Below are some records. Copy every line in them that holds "asosida".
──────── DATASET CONTENT
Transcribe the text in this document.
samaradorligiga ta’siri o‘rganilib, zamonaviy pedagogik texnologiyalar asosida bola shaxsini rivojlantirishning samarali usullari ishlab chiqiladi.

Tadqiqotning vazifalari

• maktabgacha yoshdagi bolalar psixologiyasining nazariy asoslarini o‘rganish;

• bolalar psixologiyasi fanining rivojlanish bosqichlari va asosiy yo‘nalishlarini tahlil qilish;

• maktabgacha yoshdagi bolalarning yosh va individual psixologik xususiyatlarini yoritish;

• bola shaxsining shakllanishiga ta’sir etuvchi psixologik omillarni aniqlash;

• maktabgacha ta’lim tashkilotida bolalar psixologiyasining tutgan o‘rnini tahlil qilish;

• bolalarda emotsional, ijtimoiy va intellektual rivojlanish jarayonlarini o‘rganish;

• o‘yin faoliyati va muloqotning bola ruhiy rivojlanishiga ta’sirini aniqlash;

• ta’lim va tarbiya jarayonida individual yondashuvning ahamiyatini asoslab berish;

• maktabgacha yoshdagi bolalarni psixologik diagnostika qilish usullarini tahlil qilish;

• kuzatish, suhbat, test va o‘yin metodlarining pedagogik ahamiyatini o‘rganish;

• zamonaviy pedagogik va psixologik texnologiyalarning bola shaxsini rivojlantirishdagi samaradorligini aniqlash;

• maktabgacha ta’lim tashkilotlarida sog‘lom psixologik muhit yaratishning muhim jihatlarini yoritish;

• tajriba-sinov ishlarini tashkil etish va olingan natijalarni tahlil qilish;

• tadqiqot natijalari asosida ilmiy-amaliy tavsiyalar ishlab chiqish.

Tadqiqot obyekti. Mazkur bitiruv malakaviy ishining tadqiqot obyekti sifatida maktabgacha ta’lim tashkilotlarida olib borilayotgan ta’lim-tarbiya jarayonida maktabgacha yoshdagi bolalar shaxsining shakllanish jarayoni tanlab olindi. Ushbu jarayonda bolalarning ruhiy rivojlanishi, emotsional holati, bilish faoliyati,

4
────────────────
◆ SOLUTION FOR THIS TASK ◆
samaradorligiga ta’siri o‘rganilib, zamonaviy pedagogik texnologiyalar asosida bola shaxsini rivojlantirishning samarali usullari ishlab chiqiladi.
• tadqiqot natijalari asosida ilmiy-amaliy tavsiyalar ishlab chiqish.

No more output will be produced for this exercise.